_WHAT IS EXPECTED_: Report only how many lines hold the word "ensligt".

_MATERIAL PROVIDED_:

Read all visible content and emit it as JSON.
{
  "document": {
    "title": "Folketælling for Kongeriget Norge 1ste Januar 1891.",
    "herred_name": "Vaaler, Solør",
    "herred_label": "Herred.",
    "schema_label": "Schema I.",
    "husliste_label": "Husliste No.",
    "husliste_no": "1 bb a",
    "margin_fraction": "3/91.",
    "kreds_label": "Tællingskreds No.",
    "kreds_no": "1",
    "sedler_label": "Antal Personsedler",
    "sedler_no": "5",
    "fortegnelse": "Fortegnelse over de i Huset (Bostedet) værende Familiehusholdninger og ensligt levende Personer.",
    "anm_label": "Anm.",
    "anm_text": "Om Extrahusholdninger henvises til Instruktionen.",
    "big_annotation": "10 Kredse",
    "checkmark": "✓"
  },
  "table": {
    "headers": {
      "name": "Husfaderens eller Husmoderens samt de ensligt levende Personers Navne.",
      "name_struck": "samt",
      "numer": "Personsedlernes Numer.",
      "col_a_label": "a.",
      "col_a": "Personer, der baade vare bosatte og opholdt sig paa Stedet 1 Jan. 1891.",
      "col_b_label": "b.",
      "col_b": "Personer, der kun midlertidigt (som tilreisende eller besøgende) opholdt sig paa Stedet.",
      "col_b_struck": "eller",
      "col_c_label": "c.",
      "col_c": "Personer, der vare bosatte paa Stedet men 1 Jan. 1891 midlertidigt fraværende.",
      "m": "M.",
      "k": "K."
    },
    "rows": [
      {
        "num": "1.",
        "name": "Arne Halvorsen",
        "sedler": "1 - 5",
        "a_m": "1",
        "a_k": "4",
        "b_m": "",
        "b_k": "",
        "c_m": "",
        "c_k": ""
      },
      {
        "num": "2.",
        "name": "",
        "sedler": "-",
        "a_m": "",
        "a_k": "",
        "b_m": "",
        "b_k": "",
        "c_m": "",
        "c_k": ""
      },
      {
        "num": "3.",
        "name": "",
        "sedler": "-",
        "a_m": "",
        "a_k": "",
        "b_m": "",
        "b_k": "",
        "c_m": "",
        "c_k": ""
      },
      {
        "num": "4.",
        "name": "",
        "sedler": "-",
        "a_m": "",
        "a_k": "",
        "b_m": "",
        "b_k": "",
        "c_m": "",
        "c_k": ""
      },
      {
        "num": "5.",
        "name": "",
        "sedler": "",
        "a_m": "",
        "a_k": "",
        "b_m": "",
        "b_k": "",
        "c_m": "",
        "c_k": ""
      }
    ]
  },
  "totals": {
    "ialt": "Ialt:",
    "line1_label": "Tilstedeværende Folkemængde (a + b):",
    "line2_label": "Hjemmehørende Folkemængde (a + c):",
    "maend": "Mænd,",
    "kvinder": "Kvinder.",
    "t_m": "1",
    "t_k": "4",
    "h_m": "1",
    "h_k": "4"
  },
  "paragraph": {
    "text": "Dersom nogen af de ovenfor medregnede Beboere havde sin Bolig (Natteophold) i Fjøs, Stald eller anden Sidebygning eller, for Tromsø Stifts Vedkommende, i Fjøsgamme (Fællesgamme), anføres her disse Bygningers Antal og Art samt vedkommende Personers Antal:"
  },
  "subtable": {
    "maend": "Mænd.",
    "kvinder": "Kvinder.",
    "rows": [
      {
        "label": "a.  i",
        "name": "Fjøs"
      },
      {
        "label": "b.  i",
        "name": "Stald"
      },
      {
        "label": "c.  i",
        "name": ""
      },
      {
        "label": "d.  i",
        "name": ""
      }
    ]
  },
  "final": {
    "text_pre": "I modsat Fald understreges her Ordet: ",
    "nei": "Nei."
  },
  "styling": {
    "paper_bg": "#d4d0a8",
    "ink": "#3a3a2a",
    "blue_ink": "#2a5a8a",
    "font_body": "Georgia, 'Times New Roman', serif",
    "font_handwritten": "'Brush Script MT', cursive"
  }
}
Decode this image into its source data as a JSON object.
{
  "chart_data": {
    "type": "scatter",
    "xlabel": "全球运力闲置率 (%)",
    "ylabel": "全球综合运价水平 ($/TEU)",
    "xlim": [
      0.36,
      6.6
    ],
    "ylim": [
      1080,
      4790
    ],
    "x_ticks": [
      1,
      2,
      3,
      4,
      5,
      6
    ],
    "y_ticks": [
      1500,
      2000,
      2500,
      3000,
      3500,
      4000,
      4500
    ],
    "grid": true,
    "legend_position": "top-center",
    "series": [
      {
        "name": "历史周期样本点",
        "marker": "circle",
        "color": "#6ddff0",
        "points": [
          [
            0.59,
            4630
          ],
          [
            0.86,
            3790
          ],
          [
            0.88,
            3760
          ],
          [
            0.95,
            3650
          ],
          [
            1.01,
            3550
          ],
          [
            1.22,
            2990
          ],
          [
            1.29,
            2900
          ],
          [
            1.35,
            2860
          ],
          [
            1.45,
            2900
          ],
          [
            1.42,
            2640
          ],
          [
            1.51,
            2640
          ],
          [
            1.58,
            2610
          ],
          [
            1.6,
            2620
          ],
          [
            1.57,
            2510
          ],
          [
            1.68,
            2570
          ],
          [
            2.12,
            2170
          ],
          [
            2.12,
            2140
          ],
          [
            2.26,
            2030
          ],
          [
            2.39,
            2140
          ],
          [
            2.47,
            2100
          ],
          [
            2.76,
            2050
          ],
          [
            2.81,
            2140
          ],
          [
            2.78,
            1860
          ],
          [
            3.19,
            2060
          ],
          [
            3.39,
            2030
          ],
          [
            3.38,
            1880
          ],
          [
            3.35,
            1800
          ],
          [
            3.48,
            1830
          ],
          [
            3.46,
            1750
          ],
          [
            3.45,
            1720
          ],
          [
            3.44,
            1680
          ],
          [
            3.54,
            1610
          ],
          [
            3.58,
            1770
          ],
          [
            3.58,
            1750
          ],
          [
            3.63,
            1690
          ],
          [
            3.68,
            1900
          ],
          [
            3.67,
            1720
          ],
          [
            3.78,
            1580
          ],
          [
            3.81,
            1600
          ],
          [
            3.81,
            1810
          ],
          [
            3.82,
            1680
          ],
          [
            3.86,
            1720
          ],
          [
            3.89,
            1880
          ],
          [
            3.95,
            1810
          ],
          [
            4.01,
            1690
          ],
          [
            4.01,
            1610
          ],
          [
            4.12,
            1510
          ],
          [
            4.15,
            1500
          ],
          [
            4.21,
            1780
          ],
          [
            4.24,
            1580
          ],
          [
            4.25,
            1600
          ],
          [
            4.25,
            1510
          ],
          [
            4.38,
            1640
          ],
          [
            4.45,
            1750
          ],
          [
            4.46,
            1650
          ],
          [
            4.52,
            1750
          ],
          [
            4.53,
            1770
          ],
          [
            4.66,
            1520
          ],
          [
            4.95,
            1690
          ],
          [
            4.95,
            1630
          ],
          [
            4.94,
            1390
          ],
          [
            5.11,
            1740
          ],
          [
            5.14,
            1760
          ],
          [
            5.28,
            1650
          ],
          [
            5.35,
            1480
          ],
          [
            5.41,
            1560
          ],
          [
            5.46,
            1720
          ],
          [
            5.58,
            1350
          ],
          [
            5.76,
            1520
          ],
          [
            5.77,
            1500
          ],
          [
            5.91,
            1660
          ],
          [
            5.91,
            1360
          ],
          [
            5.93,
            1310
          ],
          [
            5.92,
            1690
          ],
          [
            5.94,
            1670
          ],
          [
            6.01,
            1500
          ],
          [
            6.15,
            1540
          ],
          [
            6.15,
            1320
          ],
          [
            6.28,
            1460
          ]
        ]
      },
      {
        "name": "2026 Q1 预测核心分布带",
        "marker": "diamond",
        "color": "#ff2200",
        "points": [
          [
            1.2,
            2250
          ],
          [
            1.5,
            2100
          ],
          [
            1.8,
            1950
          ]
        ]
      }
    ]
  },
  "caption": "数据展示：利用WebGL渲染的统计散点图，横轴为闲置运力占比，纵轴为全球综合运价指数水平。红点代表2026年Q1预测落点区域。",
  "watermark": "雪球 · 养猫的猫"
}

_TASK ANSWER_: 2